Figure dataset records:
===
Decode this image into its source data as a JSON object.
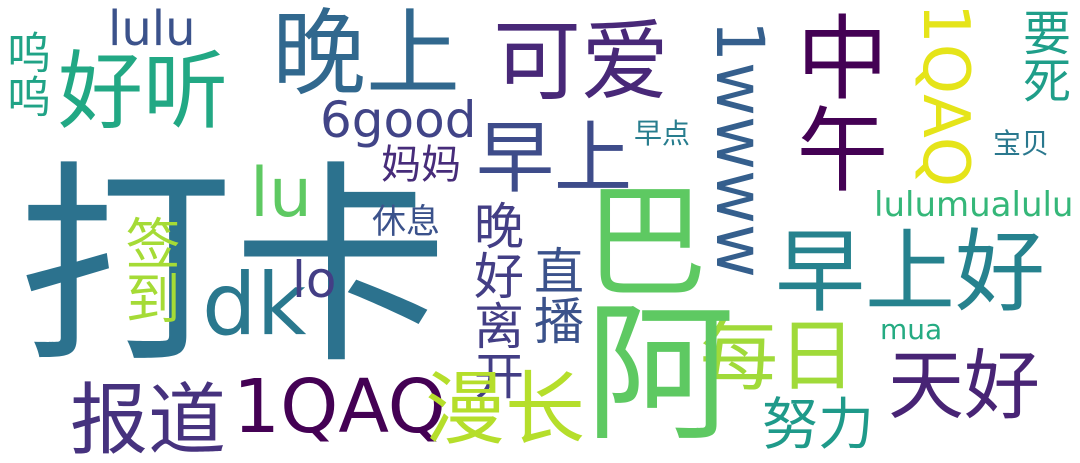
{
  "words": [
    {
      "text": "打卡",
      "color": "#2c728e",
      "orientation": "horizontal"
    },
    {
      "text": "晚上",
      "color": "#31688e",
      "orientation": "horizontal"
    },
    {
      "text": "可爱",
      "color": "#482878",
      "orientation": "horizontal"
    },
    {
      "text": "好听",
      "color": "#22a884",
      "orientation": "horizontal"
    },
    {
      "text": "中午",
      "color": "#440154",
      "orientation": "vertical"
    },
    {
      "text": "1QAQ",
      "color": "#e5e419",
      "orientation": "vertical"
    },
    {
      "text": "要死",
      "color": "#1f9e89",
      "orientation": "vertical"
    },
    {
      "text": "lulu",
      "color": "#3b528b",
      "orientation": "horizontal"
    },
    {
      "text": "呜呜",
      "color": "#20a386",
      "orientation": "vertical"
    },
    {
      "text": "6good",
      "color": "#414487",
      "orientation": "horizontal"
    },
    {
      "text": "早上",
      "color": "#3e4c8a",
      "orientation": "horizontal"
    },
    {
      "text": "1wwww",
      "color": "#355f8d",
      "orientation": "vertical"
    },
    {
      "text": "早点",
      "color": "#287d8e",
      "orientation": "horizontal"
    },
    {
      "text": "宝贝",
      "color": "#2a788e",
      "orientation": "horizontal"
    },
    {
      "text": "妈妈",
      "color": "#472c7a",
      "orientation": "horizontal"
    },
    {
      "text": "lu",
      "color": "#5ec962",
      "orientation": "horizontal"
    },
    {
      "text": "lulumualulu",
      "color": "#35b779",
      "orientation": "horizontal"
    },
    {
      "text": "休息",
      "color": "#3b528b",
      "orientation": "horizontal"
    },
    {
      "text": "签到",
      "color": "#a5db36",
      "orientation": "vertical"
    },
    {
      "text": "晚好离开",
      "color": "#433e85",
      "orientation": "vertical"
    },
    {
      "text": "直播",
      "color": "#3b528b",
      "orientation": "vertical"
    },
    {
      "text": "巴",
      "color": "#5ec962",
      "orientation": "horizontal"
    },
    {
      "text": "早上好",
      "color": "#26828e",
      "orientation": "horizontal"
    },
    {
      "text": "dk",
      "color": "#2a788e",
      "orientation": "horizontal"
    },
    {
      "text": "lo",
      "color": "#433e85",
      "orientation": "horizontal"
    },
    {
      "text": "mua",
      "color": "#25ab82",
      "orientation": "horizontal"
    },
    {
      "text": "每日",
      "color": "#a0da39",
      "orientation": "horizontal"
    },
    {
      "text": "阿",
      "color": "#5ec962",
      "orientation": "horizontal"
    },
    {
      "text": "天好",
      "color": "#482475",
      "orientation": "horizontal"
    },
    {
      "text": "报道",
      "color": "#46327e",
      "orientation": "horizontal"
    },
    {
      "text": "1QAQ",
      "color": "#440154",
      "orientation": "horizontal"
    },
    {
      "text": "漫长",
      "color": "#b5de2b",
      "orientation": "horizontal"
    },
    {
      "text": "努力",
      "color": "#1f9a8a",
      "orientation": "horizontal"
    }
  ]
}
===
> Exercise instructions
Pictures stay out; reproduce every line of the records exactly.

> Complete response
Decode this image into its source data as a JSON object.
{
  "words": [
    {
      "text": "打卡",
      "color": "#2c728e",
      "orientation": "horizontal"
    },
    {
      "text": "晚上",
      "color": "#31688e",
      "orientation": "horizontal"
    },
    {
      "text": "可爱",
      "color": "#482878",
      "orientation": "horizontal"
    },
    {
      "text": "好听",
      "color": "#22a884",
      "orientation": "horizontal"
    },
    {
      "text": "中午",
      "color": "#440154",
      "orientation": "vertical"
    },
    {
      "text": "1QAQ",
      "color": "#e5e419",
      "orientation": "vertical"
    },
    {
      "text": "要死",
      "color": "#1f9e89",
      "orientation": "vertical"
    },
    {
      "text": "lulu",
      "color": "#3b528b",
      "orientation": "horizontal"
    },
    {
      "text": "呜呜",
      "color": "#20a386",
      "orientation": "vertical"
    },
    {
      "text": "6good",
      "color": "#414487",
      "orientation": "horizontal"
    },
    {
      "text": "早上",
      "color": "#3e4c8a",
      "orientation": "horizontal"
    },
    {
      "text": "1wwww",
      "color": "#355f8d",
      "orientation": "vertical"
    },
    {
      "text": "早点",
      "color": "#287d8e",
      "orientation": "horizontal"
    },
    {
      "text": "宝贝",
      "color": "#2a788e",
      "orientation": "horizontal"
    },
    {
      "text": "妈妈",
      "color": "#472c7a",
      "orientation": "horizontal"
    },
    {
      "text": "lu",
      "color": "#5ec962",
      "orientation": "horizontal"
    },
    {
      "text": "lulumualulu",
      "color": "#35b779",
      "orientation": "horizontal"
    },
    {
      "text": "休息",
      "color": "#3b528b",
      "orientation": "horizontal"
    },
    {
      "text": "签到",
      "color": "#a5db36",
      "orientation": "vertical"
    },
    {
      "text": "晚好离开",
      "color": "#433e85",
      "orientation": "vertical"
    },
    {
      "text": "直播",
      "color": "#3b528b",
      "orientation": "vertical"
    },
    {
      "text": "巴",
      "color": "#5ec962",
      "orientation": "horizontal"
    },
    {
      "text": "早上好",
      "color": "#26828e",
      "orientation": "horizontal"
    },
    {
      "text": "dk",
      "color": "#2a788e",
      "orientation": "horizontal"
    },
    {
      "text": "lo",
      "color": "#433e85",
      "orientation": "horizontal"
    },
    {
      "text": "mua",
      "color": "#25ab82",
      "orientation": "horizontal"
    },
    {
      "text": "每日",
      "color": "#a0da39",
      "orientation": "horizontal"
    },
    {
      "text": "阿",
      "color": "#5ec962",
      "orientation": "horizontal"
    },
    {
      "text": "天好",
      "color": "#482475",
      "orientation": "horizontal"
    },
    {
      "text": "报道",
      "color": "#46327e",
      "orientation": "horizontal"
    },
    {
      "text": "1QAQ",
      "color": "#440154",
      "orientation": "horizontal"
    },
    {
      "text": "漫长",
      "color": "#b5de2b",
      "orientation": "horizontal"
    },
    {
      "text": "努力",
      "color": "#1f9a8a",
      "orientation": "horizontal"
    }
  ]
}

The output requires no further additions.